Exercise prompt:
Copy each line where the word "icon" occurs.

Records for the exercise:
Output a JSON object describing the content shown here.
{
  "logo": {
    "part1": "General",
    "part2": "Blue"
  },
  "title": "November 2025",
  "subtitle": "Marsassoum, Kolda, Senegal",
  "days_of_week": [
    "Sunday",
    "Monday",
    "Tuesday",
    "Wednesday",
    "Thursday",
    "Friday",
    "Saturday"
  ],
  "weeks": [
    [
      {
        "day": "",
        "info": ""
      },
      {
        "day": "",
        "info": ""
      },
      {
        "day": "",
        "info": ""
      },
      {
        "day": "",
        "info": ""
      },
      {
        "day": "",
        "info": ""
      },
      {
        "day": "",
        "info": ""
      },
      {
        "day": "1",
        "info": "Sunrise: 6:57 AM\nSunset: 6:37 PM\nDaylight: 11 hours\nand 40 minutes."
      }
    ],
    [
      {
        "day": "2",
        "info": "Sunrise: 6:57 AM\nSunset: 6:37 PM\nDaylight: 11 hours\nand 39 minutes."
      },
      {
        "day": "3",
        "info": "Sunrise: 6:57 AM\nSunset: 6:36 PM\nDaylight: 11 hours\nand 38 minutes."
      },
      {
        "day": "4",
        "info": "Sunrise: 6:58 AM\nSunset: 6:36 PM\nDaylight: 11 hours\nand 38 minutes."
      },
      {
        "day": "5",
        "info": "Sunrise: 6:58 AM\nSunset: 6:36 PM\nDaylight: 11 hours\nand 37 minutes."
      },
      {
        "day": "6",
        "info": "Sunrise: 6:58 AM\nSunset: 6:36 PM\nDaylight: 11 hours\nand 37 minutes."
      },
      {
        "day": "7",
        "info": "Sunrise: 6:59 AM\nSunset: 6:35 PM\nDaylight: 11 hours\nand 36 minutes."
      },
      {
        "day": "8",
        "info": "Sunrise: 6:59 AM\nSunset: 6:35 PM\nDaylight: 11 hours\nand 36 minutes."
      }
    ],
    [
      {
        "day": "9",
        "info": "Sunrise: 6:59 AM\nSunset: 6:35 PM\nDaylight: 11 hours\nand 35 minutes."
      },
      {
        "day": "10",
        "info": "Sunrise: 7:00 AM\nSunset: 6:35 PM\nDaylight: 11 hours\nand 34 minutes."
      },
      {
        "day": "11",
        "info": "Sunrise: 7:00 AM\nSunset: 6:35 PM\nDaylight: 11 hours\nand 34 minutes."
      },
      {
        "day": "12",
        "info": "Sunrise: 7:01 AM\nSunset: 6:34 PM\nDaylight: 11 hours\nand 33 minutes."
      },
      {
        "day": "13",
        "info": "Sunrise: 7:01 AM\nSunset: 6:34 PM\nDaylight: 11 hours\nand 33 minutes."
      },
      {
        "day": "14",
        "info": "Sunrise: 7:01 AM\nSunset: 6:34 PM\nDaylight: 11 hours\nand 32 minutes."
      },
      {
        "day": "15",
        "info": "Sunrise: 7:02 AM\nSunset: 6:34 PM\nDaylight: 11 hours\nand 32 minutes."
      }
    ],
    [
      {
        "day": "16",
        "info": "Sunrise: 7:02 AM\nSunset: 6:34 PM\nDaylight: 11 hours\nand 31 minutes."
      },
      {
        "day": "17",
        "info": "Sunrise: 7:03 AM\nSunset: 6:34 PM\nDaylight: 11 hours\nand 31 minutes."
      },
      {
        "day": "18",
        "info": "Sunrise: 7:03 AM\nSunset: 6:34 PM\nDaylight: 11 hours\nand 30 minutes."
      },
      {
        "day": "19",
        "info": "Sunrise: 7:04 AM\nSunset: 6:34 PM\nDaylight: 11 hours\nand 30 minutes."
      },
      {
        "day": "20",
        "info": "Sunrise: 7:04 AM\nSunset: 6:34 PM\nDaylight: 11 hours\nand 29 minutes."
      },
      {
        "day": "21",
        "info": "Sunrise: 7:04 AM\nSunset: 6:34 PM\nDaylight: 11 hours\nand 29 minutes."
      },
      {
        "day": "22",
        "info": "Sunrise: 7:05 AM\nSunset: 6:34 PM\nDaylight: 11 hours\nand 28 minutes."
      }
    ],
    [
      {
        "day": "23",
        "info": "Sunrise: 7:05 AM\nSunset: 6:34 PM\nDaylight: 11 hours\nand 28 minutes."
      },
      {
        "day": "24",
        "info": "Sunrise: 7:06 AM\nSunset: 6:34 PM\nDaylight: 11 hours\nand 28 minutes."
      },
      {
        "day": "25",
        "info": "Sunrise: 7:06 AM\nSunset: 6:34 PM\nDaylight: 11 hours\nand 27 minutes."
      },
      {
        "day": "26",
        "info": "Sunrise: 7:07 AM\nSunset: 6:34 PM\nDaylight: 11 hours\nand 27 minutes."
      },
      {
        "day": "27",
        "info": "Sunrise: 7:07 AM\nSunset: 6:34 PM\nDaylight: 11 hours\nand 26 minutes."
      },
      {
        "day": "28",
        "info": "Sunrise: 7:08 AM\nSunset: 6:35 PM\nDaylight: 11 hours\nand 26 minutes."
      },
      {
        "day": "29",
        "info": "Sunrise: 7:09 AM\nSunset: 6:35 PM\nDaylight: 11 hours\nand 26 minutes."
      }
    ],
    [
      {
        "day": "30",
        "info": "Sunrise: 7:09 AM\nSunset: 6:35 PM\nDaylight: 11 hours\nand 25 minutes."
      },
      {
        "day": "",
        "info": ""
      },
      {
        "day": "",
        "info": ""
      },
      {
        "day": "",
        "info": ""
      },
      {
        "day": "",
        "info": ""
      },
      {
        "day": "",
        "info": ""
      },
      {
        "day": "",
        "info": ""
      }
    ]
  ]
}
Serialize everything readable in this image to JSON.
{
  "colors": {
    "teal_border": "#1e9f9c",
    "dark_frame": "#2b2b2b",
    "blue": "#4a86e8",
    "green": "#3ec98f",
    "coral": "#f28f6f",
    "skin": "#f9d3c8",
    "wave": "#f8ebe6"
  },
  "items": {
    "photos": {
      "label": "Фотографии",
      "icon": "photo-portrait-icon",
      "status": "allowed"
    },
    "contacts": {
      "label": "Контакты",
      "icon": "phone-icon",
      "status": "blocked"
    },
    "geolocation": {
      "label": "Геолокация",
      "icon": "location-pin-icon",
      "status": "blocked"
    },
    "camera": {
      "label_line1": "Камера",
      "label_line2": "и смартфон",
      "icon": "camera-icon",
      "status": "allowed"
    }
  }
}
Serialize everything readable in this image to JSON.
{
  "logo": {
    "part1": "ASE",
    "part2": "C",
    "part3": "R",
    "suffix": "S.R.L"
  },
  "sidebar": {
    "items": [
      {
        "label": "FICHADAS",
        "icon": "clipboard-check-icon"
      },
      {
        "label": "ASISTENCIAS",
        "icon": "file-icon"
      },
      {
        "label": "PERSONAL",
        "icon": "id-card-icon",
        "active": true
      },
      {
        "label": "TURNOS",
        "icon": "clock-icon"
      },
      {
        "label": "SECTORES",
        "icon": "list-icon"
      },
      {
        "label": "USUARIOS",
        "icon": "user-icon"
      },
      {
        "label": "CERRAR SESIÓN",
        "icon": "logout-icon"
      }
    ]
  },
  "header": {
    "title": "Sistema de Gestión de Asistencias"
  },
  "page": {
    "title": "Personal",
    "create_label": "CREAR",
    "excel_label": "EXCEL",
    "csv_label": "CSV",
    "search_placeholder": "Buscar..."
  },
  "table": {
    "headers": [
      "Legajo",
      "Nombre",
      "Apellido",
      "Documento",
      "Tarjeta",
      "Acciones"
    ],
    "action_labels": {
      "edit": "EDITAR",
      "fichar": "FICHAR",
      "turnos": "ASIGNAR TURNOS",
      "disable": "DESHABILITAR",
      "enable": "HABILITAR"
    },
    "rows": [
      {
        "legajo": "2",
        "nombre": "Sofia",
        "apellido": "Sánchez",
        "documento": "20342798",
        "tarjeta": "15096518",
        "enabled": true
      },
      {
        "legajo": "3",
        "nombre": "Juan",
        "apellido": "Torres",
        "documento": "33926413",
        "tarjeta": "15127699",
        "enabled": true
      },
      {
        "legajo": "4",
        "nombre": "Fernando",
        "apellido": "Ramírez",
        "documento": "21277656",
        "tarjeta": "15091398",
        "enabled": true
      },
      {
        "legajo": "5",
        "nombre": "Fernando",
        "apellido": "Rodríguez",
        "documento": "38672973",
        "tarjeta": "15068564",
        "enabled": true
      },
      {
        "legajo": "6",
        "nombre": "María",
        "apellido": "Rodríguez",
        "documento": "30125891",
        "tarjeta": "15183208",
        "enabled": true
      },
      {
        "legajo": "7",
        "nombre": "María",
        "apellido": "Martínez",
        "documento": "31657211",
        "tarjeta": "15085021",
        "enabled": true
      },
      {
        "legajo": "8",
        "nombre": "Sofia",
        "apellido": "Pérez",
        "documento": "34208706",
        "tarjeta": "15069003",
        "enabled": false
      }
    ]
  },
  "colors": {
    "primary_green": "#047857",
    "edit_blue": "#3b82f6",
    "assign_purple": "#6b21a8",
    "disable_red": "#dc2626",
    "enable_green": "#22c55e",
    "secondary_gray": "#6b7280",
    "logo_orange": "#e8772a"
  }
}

Answer in full:
      "icon": "photo-portrait-icon",
      "icon": "phone-icon",
      "icon": "location-pin-icon",
      "icon": "camera-icon",
        "icon": "clipboard-check-icon"
        "icon": "file-icon"
        "icon": "id-card-icon",
        "icon": "clock-icon"
        "icon": "list-icon"
        "icon": "user-icon"
        "icon": "logout-icon"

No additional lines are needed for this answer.